▼

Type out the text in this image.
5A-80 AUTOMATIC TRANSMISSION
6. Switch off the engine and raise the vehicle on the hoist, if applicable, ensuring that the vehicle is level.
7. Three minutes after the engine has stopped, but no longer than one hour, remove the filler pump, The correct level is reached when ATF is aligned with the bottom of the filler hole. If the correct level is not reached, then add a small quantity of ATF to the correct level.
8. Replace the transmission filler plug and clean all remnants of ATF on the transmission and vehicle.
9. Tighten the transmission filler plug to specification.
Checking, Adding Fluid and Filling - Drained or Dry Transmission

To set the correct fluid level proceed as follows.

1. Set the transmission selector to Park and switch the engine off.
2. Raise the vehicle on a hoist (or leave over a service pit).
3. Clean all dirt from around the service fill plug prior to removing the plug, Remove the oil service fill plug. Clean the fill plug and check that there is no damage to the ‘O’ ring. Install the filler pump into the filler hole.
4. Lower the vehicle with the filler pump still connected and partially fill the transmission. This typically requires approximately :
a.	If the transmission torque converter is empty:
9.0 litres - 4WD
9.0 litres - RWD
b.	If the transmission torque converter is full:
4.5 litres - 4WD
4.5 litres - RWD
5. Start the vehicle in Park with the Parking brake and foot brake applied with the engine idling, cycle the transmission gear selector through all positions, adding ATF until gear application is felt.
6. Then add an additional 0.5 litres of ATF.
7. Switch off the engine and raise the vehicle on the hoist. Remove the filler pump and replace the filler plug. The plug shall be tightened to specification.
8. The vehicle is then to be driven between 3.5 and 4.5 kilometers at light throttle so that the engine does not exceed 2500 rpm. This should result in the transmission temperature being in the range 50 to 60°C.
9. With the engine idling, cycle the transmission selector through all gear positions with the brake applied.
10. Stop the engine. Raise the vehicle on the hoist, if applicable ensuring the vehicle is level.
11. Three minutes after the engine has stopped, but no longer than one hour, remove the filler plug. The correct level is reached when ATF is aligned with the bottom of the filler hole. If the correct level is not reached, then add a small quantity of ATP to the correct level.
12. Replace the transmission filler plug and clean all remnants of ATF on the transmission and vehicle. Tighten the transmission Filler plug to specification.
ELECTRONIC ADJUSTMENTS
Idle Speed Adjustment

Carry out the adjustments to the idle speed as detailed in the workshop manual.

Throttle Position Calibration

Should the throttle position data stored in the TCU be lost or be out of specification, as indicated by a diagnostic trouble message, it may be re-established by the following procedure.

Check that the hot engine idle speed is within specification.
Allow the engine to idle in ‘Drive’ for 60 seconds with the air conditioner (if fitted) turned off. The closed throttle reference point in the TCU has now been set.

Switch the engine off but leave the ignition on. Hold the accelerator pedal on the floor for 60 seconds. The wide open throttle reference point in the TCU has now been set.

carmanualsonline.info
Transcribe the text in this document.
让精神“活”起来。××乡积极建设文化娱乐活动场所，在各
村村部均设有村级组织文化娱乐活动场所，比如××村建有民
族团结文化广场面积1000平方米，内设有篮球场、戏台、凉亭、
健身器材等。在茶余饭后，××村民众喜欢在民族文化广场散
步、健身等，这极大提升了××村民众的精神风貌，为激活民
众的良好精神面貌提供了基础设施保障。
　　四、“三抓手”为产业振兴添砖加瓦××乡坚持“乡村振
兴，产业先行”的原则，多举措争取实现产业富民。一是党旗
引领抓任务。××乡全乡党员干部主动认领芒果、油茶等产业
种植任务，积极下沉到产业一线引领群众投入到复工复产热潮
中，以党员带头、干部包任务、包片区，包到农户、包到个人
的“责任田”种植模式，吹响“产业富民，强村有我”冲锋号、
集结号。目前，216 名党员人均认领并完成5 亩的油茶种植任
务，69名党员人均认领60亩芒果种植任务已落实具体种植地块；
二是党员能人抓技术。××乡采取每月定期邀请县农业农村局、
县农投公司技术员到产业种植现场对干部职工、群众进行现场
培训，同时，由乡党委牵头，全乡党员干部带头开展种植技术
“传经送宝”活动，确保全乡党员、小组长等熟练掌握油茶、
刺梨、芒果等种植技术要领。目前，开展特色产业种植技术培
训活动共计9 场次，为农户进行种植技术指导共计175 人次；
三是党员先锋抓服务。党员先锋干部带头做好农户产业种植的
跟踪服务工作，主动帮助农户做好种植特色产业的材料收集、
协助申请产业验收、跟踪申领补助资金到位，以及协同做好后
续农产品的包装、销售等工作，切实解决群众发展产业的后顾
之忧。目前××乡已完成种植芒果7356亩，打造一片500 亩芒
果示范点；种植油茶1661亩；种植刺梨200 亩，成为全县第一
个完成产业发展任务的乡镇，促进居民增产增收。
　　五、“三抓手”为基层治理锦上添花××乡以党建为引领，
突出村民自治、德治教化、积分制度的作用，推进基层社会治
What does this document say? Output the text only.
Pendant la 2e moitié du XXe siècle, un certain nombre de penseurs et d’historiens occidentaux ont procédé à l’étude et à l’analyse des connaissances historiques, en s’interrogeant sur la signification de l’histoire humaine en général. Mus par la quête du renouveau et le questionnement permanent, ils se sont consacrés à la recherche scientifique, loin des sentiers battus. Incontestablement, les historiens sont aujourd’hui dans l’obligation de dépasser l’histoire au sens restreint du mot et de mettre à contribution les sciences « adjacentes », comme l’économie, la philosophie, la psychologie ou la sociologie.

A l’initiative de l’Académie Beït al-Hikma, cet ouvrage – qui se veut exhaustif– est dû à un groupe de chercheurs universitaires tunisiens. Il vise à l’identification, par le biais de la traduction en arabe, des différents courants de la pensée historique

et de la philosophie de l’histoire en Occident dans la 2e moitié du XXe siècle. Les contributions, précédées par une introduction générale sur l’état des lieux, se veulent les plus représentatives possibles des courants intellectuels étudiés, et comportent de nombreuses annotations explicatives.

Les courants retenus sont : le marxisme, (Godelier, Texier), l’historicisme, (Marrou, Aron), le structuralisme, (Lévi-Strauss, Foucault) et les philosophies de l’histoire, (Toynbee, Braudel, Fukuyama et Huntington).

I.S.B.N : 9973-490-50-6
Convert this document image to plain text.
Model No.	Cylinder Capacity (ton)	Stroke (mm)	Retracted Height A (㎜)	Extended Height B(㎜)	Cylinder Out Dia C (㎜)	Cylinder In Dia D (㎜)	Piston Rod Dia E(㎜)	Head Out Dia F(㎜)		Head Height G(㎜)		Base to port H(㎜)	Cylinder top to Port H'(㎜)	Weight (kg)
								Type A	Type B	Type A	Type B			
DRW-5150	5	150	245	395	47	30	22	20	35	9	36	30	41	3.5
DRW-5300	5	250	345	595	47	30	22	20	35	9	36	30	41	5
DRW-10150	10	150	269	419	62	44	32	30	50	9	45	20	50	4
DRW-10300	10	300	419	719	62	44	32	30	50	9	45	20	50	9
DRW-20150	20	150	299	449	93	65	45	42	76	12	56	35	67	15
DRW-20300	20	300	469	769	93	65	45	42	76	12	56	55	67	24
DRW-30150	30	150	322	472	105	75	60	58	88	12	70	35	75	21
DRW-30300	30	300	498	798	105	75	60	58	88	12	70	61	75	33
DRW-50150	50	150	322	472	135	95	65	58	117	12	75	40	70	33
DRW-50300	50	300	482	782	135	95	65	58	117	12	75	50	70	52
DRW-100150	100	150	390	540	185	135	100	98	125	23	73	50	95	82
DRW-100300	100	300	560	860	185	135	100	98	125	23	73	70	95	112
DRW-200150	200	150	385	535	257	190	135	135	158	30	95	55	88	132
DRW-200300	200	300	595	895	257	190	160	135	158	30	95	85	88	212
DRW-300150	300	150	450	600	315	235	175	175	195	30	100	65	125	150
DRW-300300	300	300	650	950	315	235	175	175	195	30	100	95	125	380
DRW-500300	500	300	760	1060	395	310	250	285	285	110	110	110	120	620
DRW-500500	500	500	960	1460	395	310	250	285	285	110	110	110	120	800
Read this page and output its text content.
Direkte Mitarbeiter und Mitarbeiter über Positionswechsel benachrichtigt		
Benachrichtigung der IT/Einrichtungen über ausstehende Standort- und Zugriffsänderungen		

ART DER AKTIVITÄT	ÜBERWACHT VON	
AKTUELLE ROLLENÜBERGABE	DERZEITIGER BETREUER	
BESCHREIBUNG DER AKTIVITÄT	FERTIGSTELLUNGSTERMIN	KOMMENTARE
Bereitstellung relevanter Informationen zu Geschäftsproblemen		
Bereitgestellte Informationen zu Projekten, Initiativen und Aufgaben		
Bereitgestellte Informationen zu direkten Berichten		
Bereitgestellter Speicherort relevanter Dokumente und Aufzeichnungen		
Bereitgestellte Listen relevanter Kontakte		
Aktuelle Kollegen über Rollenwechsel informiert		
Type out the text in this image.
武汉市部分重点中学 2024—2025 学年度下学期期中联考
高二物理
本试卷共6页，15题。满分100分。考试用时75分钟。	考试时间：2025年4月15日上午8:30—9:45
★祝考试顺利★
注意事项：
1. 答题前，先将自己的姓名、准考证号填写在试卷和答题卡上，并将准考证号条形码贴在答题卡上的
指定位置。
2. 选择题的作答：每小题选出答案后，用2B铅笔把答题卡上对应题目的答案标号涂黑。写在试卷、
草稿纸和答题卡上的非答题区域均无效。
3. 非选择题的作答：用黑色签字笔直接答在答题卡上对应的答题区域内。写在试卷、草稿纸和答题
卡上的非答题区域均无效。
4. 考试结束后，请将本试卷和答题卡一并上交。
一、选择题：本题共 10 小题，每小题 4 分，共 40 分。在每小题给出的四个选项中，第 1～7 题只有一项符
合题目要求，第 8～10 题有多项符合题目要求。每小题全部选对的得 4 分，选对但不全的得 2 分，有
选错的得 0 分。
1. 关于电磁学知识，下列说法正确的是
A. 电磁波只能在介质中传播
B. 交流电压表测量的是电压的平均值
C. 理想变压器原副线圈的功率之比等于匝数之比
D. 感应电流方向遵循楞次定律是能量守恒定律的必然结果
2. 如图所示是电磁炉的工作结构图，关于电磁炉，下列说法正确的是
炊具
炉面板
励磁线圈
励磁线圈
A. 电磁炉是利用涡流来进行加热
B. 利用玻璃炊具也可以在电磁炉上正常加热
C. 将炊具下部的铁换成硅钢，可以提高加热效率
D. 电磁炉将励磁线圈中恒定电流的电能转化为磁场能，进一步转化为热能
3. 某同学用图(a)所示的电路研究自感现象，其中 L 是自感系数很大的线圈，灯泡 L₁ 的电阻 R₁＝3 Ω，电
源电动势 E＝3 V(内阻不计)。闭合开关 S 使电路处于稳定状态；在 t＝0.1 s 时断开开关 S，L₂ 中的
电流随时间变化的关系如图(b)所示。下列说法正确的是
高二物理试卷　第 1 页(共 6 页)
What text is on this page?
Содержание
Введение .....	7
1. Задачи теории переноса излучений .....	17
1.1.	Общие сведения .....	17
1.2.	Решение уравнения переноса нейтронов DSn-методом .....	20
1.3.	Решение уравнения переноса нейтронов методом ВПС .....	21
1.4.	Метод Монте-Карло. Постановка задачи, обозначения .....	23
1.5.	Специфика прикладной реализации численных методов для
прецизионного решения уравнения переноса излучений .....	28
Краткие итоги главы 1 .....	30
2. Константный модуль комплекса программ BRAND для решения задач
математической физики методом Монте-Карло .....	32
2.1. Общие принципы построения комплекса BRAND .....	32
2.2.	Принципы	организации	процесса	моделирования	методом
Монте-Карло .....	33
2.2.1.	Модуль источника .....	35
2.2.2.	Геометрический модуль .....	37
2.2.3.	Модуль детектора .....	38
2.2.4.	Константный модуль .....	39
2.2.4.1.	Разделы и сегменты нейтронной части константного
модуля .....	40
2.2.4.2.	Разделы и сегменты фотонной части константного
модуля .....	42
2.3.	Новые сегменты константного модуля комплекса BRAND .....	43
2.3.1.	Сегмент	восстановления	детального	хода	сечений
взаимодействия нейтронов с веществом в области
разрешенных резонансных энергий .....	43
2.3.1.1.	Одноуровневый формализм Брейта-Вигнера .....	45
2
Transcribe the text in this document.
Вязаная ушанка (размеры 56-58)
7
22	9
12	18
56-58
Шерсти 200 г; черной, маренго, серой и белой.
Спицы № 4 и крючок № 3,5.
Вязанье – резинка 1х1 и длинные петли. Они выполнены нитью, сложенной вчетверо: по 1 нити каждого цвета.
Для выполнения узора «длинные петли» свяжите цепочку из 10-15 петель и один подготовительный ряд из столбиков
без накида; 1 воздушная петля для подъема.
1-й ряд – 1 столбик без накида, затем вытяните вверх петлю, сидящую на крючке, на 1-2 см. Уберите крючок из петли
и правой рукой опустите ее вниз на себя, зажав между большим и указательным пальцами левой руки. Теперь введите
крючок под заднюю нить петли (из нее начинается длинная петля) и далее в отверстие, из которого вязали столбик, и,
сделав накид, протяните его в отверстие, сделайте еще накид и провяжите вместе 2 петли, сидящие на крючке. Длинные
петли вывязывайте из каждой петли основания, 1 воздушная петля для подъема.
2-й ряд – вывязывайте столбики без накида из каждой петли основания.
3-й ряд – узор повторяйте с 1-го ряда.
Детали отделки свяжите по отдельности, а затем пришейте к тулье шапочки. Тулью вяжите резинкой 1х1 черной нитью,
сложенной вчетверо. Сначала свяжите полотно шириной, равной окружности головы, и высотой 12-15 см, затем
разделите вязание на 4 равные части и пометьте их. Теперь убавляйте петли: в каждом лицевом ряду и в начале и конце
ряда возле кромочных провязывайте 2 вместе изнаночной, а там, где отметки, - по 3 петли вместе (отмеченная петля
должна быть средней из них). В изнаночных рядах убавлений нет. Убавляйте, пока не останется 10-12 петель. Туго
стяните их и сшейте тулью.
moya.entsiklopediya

▲

TASK STATEMENT — From the listing above, pick out every line containing "when".

WRITTEN RESPONSE —
7. Three minutes after the engine has stopped, but no longer than one hour, remove the filler pump, The correct level is reached when ATF is aligned with the bottom of the filler hole. If the correct level is not reached, then add a small quantity of ATF to the correct level.
11. Three minutes after the engine has stopped, but no longer than one hour, remove the filler plug. The correct level is reached when ATF is aligned with the bottom of the filler hole. If the correct level is not reached, then add a small quantity of ATP to the correct level.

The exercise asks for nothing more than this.